## Begin

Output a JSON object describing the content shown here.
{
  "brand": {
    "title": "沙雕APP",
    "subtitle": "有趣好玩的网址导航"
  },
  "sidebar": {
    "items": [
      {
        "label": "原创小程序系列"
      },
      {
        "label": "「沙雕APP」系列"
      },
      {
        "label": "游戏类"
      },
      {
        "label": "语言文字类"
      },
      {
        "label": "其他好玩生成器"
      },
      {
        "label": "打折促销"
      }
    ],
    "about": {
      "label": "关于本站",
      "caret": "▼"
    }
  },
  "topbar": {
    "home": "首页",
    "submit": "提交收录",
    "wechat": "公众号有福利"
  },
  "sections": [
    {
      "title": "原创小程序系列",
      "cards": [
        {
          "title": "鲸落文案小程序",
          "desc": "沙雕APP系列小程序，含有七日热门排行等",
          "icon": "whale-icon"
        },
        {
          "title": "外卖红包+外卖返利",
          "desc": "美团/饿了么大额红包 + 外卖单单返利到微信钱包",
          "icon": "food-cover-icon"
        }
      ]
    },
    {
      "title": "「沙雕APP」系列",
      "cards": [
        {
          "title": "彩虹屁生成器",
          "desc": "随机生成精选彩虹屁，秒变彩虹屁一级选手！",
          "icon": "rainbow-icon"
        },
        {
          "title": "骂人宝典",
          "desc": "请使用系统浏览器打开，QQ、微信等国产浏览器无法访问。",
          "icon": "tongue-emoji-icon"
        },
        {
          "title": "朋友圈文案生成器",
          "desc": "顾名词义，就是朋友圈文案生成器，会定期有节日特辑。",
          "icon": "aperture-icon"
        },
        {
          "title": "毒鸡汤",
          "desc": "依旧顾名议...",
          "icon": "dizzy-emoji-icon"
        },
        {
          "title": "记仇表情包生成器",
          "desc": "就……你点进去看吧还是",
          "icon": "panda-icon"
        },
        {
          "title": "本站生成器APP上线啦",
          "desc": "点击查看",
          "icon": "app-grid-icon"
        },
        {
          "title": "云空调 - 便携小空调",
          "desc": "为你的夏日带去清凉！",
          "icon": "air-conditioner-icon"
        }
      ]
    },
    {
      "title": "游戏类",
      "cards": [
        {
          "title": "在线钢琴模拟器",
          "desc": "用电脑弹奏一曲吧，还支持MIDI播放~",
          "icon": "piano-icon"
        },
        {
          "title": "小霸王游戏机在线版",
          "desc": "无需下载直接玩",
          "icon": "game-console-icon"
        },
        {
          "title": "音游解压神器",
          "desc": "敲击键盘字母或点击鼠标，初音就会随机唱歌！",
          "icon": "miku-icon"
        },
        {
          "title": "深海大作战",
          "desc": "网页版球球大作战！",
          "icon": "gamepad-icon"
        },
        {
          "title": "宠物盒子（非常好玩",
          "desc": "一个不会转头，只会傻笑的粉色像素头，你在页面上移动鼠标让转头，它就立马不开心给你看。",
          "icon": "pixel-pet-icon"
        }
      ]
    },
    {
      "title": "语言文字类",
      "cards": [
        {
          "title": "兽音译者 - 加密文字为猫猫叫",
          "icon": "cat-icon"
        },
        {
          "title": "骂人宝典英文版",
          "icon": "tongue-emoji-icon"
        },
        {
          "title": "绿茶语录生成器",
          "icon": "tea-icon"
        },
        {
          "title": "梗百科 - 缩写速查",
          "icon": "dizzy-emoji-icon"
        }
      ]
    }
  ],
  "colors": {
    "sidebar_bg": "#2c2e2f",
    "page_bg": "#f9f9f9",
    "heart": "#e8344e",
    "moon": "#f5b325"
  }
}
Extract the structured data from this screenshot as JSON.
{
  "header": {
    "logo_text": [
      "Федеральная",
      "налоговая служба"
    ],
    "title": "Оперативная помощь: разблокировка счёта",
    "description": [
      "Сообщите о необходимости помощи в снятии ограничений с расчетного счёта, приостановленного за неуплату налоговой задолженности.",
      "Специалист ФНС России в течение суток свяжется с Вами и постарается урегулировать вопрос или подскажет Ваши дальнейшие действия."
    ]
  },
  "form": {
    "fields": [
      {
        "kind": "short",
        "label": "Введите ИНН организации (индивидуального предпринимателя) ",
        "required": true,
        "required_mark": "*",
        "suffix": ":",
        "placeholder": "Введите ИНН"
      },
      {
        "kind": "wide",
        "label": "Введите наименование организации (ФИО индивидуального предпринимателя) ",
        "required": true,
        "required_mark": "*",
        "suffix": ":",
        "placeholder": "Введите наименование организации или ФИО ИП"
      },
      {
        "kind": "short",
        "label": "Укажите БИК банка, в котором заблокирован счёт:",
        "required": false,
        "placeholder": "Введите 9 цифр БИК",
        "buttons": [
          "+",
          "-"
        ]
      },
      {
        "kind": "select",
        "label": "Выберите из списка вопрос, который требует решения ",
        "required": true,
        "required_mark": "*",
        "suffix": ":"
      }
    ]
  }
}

## End

Set out every line from the material that contains the string "наименование".

        "label": "Введите наименование организации (ФИО индивидуального предпринимателя) ",
        "placeholder": "Введите наименование организации или ФИО ИП"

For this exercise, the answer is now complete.